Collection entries

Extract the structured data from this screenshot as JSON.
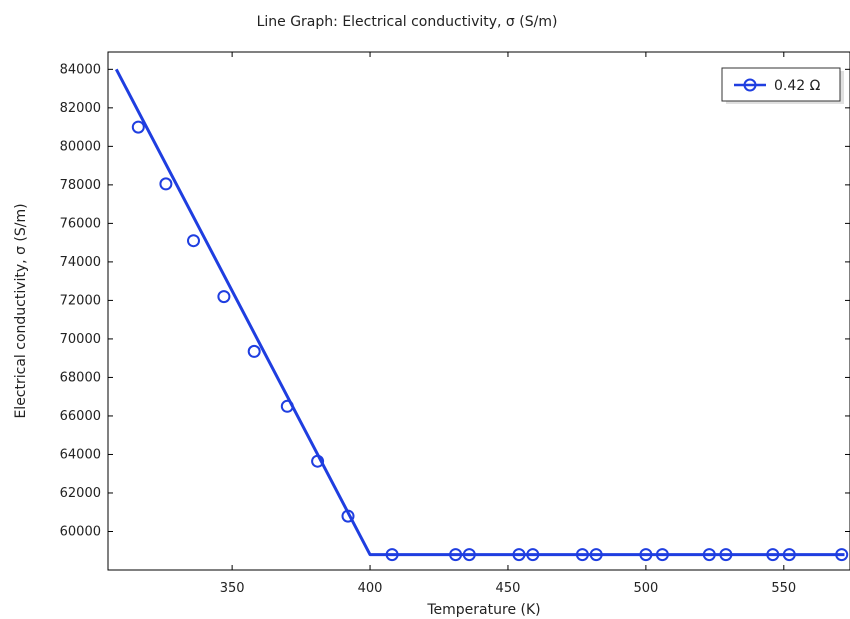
{
  "chart_data": {
    "type": "line",
    "title": "Line Graph: Electrical conductivity, σ (S/m)",
    "xlabel": "Temperature (K)",
    "ylabel": "Electrical conductivity, σ (S/m)",
    "xlim": [
      305,
      574
    ],
    "ylim": [
      58000,
      84900
    ],
    "x_ticks": [
      350,
      400,
      450,
      500,
      550
    ],
    "y_ticks": [
      60000,
      62000,
      64000,
      66000,
      68000,
      70000,
      72000,
      74000,
      76000,
      78000,
      80000,
      82000,
      84000
    ],
    "grid": false,
    "legend_position": "top-right",
    "series": [
      {
        "name": "0.42 Ω",
        "color": "#1f3ee0",
        "line_x": [
          308,
          400,
          572
        ],
        "line_y": [
          84000,
          58800,
          58800
        ],
        "marker_x": [
          316,
          326,
          336,
          347,
          358,
          370,
          381,
          392,
          408,
          431,
          436,
          454,
          459,
          477,
          482,
          500,
          506,
          523,
          529,
          546,
          552,
          571
        ],
        "marker_y": [
          81000,
          78050,
          75100,
          72200,
          69350,
          66500,
          63650,
          60800,
          58800,
          58800,
          58800,
          58800,
          58800,
          58800,
          58800,
          58800,
          58800,
          58800,
          58800,
          58800,
          58800,
          58800
        ]
      }
    ]
  }
}
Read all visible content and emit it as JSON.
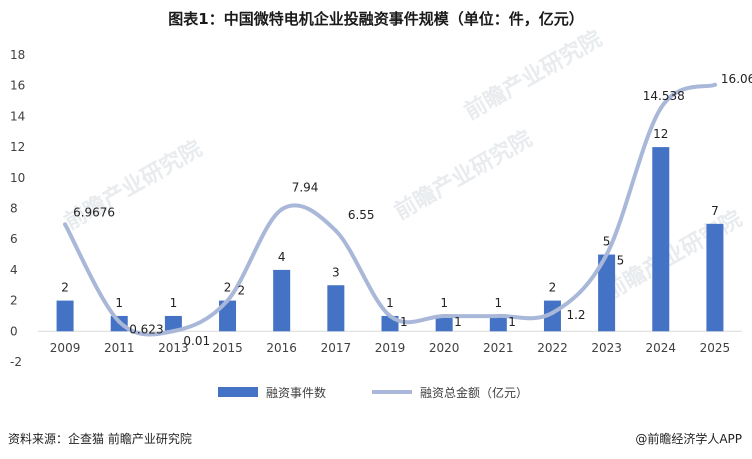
{
  "title": "图表1：中国微特电机企业投融资事件规模（单位：件，亿元）",
  "source": "资料来源：企查猫  前瞻产业研究院",
  "credit": "@前瞻经济学人APP",
  "watermark": "前瞻产业研究院",
  "colors": {
    "bar": "#4472c4",
    "line": "#a9b8d8",
    "grid": "#d9d9d9",
    "text": "#404040"
  },
  "chart_data": {
    "type": "bar",
    "categories": [
      "2009",
      "2011",
      "2013",
      "2015",
      "2016",
      "2017",
      "2019",
      "2020",
      "2021",
      "2022",
      "2023",
      "2024",
      "2025"
    ],
    "series": [
      {
        "name": "融资事件数",
        "type": "bar",
        "values": [
          2,
          1,
          1,
          2,
          4,
          3,
          1,
          1,
          1,
          2,
          5,
          12,
          7
        ],
        "labels": [
          "2",
          "1",
          "1",
          "2",
          "4",
          "3",
          "1",
          "1",
          "1",
          "2",
          "5",
          "12",
          "7"
        ]
      },
      {
        "name": "融资总金额（亿元）",
        "type": "line",
        "smooth": true,
        "values": [
          6.9676,
          0.623,
          0.01,
          2,
          7.94,
          6.55,
          1,
          1,
          1,
          1.2,
          5,
          14.538,
          16.06
        ],
        "labels": [
          "6.9676",
          "0.623",
          "0.01",
          "2",
          "7.94",
          "6.55",
          "1",
          "1",
          "1",
          "1.2",
          "5",
          "14.538",
          "16.06"
        ]
      }
    ],
    "yticks": [
      "-2",
      "0",
      "2",
      "4",
      "6",
      "8",
      "10",
      "12",
      "14",
      "16",
      "18"
    ],
    "ylim": [
      -2,
      18
    ],
    "grid": false,
    "legend": "bottom"
  }
}
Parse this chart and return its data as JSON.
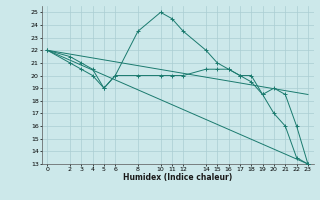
{
  "xlabel": "Humidex (Indice chaleur)",
  "bg_color": "#cce8ea",
  "grid_color": "#aacdd2",
  "line_color": "#1a7a6e",
  "xlim": [
    -0.5,
    23.5
  ],
  "ylim": [
    13,
    25.5
  ],
  "yticks": [
    13,
    14,
    15,
    16,
    17,
    18,
    19,
    20,
    21,
    22,
    23,
    24,
    25
  ],
  "xticks": [
    0,
    2,
    3,
    4,
    5,
    6,
    8,
    10,
    11,
    12,
    14,
    15,
    16,
    17,
    18,
    19,
    20,
    21,
    22,
    23
  ],
  "series": [
    {
      "x": [
        0,
        2,
        3,
        4,
        5,
        6,
        8,
        10,
        11,
        12,
        14,
        15,
        16,
        17,
        18,
        19,
        20,
        21,
        22,
        23
      ],
      "y": [
        22,
        21.5,
        21,
        20.5,
        19,
        20,
        23.5,
        25,
        24.5,
        23.5,
        22,
        21,
        20.5,
        20,
        19.5,
        18.5,
        17,
        16,
        13.5,
        13
      ],
      "marker": true
    },
    {
      "x": [
        0,
        2,
        3,
        4,
        5,
        6,
        8,
        10,
        11,
        12,
        14,
        15,
        16,
        17,
        18,
        19,
        20,
        21,
        22,
        23
      ],
      "y": [
        22,
        21,
        20.5,
        20,
        19,
        20,
        20,
        20,
        20,
        20,
        20.5,
        20.5,
        20.5,
        20,
        20,
        18.5,
        19,
        18.5,
        16,
        13
      ],
      "marker": true
    },
    {
      "x": [
        0,
        23
      ],
      "y": [
        22,
        18.5
      ],
      "marker": false
    },
    {
      "x": [
        0,
        23
      ],
      "y": [
        22,
        13
      ],
      "marker": false
    }
  ]
}
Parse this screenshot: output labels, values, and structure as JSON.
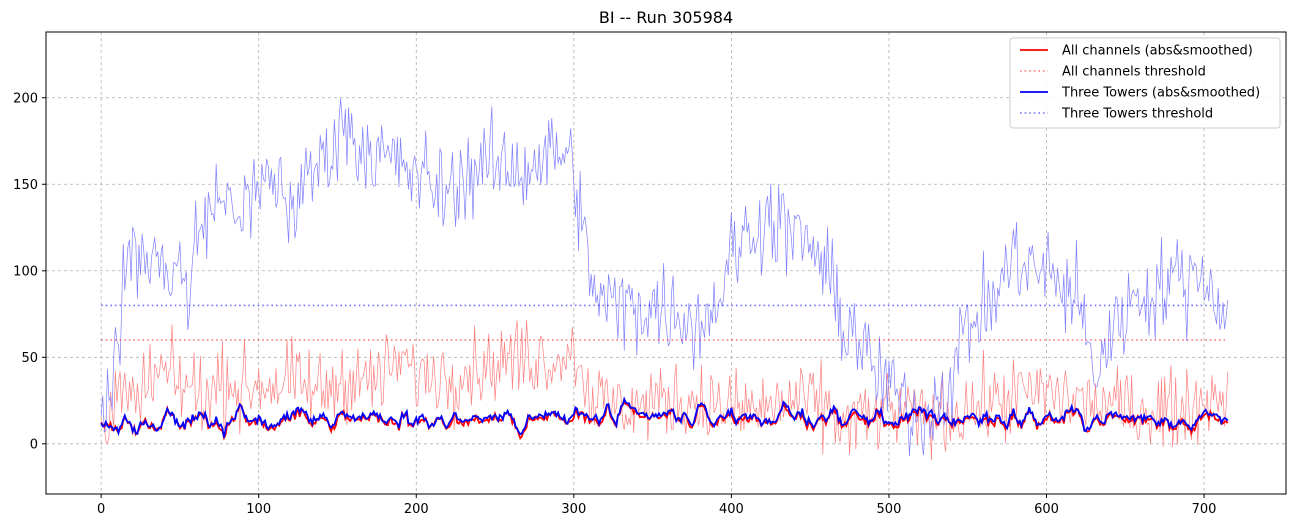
{
  "chart_data": {
    "type": "line",
    "title": "BI -- Run 305984",
    "xlabel": "",
    "ylabel": "",
    "xlim": [
      -35,
      752
    ],
    "ylim": [
      -29,
      238
    ],
    "xticks": [
      0,
      100,
      200,
      300,
      400,
      500,
      600,
      700
    ],
    "yticks": [
      0,
      50,
      100,
      150,
      200
    ],
    "grid": true,
    "legend_position": "top-right",
    "series": [
      {
        "name": "All channels (abs&smoothed)",
        "color": "#ff0000",
        "style": "solid",
        "raw_color": "#ff8080",
        "raw_anchors": [
          [
            0,
            10
          ],
          [
            5,
            22
          ],
          [
            10,
            30
          ],
          [
            20,
            20
          ],
          [
            30,
            35
          ],
          [
            40,
            40
          ],
          [
            50,
            35
          ],
          [
            60,
            30
          ],
          [
            70,
            30
          ],
          [
            80,
            38
          ],
          [
            90,
            30
          ],
          [
            100,
            35
          ],
          [
            120,
            35
          ],
          [
            140,
            30
          ],
          [
            150,
            35
          ],
          [
            160,
            40
          ],
          [
            170,
            35
          ],
          [
            180,
            40
          ],
          [
            190,
            48
          ],
          [
            200,
            40
          ],
          [
            220,
            40
          ],
          [
            240,
            45
          ],
          [
            250,
            45
          ],
          [
            260,
            50
          ],
          [
            270,
            50
          ],
          [
            280,
            50
          ],
          [
            290,
            50
          ],
          [
            300,
            55
          ],
          [
            310,
            30
          ],
          [
            320,
            22
          ],
          [
            340,
            22
          ],
          [
            360,
            25
          ],
          [
            380,
            25
          ],
          [
            400,
            20
          ],
          [
            420,
            20
          ],
          [
            440,
            25
          ],
          [
            460,
            22
          ],
          [
            470,
            10
          ],
          [
            480,
            15
          ],
          [
            490,
            15
          ],
          [
            500,
            20
          ],
          [
            520,
            15
          ],
          [
            540,
            18
          ],
          [
            560,
            22
          ],
          [
            580,
            28
          ],
          [
            600,
            30
          ],
          [
            620,
            25
          ],
          [
            640,
            22
          ],
          [
            660,
            20
          ],
          [
            680,
            20
          ],
          [
            700,
            25
          ],
          [
            710,
            30
          ],
          [
            715,
            28
          ]
        ],
        "smooth_anchors": [
          [
            0,
            10
          ],
          [
            100,
            14
          ],
          [
            200,
            14
          ],
          [
            300,
            14
          ],
          [
            400,
            15
          ],
          [
            500,
            14
          ],
          [
            600,
            14
          ],
          [
            715,
            14
          ]
        ]
      },
      {
        "name": "All channels threshold",
        "color": "#ff0000",
        "style": "dotted",
        "values": [
          [
            0,
            60
          ],
          [
            715,
            60
          ]
        ]
      },
      {
        "name": "Three Towers (abs&smoothed)",
        "color": "#0000ff",
        "style": "solid",
        "raw_color": "#8080ff",
        "raw_anchors": [
          [
            0,
            10
          ],
          [
            5,
            42
          ],
          [
            10,
            40
          ],
          [
            15,
            110
          ],
          [
            20,
            105
          ],
          [
            30,
            110
          ],
          [
            40,
            100
          ],
          [
            50,
            105
          ],
          [
            55,
            80
          ],
          [
            60,
            115
          ],
          [
            70,
            140
          ],
          [
            80,
            140
          ],
          [
            90,
            135
          ],
          [
            100,
            145
          ],
          [
            110,
            155
          ],
          [
            120,
            135
          ],
          [
            130,
            150
          ],
          [
            140,
            165
          ],
          [
            150,
            175
          ],
          [
            155,
            190
          ],
          [
            160,
            175
          ],
          [
            170,
            170
          ],
          [
            180,
            165
          ],
          [
            190,
            160
          ],
          [
            200,
            155
          ],
          [
            210,
            150
          ],
          [
            220,
            145
          ],
          [
            230,
            155
          ],
          [
            240,
            160
          ],
          [
            250,
            160
          ],
          [
            260,
            160
          ],
          [
            270,
            160
          ],
          [
            280,
            165
          ],
          [
            290,
            170
          ],
          [
            300,
            160
          ],
          [
            310,
            95
          ],
          [
            320,
            80
          ],
          [
            340,
            80
          ],
          [
            360,
            78
          ],
          [
            380,
            70
          ],
          [
            390,
            80
          ],
          [
            400,
            110
          ],
          [
            410,
            120
          ],
          [
            420,
            130
          ],
          [
            430,
            128
          ],
          [
            440,
            120
          ],
          [
            450,
            115
          ],
          [
            460,
            100
          ],
          [
            470,
            70
          ],
          [
            480,
            65
          ],
          [
            490,
            40
          ],
          [
            500,
            35
          ],
          [
            510,
            20
          ],
          [
            520,
            15
          ],
          [
            530,
            25
          ],
          [
            540,
            40
          ],
          [
            550,
            70
          ],
          [
            560,
            75
          ],
          [
            570,
            90
          ],
          [
            580,
            110
          ],
          [
            590,
            100
          ],
          [
            600,
            100
          ],
          [
            610,
            90
          ],
          [
            620,
            85
          ],
          [
            630,
            40
          ],
          [
            640,
            60
          ],
          [
            650,
            80
          ],
          [
            660,
            85
          ],
          [
            670,
            90
          ],
          [
            680,
            95
          ],
          [
            690,
            95
          ],
          [
            700,
            100
          ],
          [
            710,
            80
          ],
          [
            715,
            70
          ]
        ],
        "smooth_anchors": [
          [
            0,
            10
          ],
          [
            100,
            15
          ],
          [
            200,
            15
          ],
          [
            300,
            15
          ],
          [
            400,
            16
          ],
          [
            500,
            15
          ],
          [
            600,
            15
          ],
          [
            715,
            15
          ]
        ]
      },
      {
        "name": "Three Towers threshold",
        "color": "#0000ff",
        "style": "dotted",
        "values": [
          [
            0,
            80
          ],
          [
            715,
            80
          ]
        ]
      }
    ]
  }
}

* _What the task requires_
Copy out every line in the entries above that holds "xlabel".

* _Written reply_
    "xlabel": "Temperature (K)",
  "xlabel": "Humidex (Indice chaleur)",
    "xlabel": "",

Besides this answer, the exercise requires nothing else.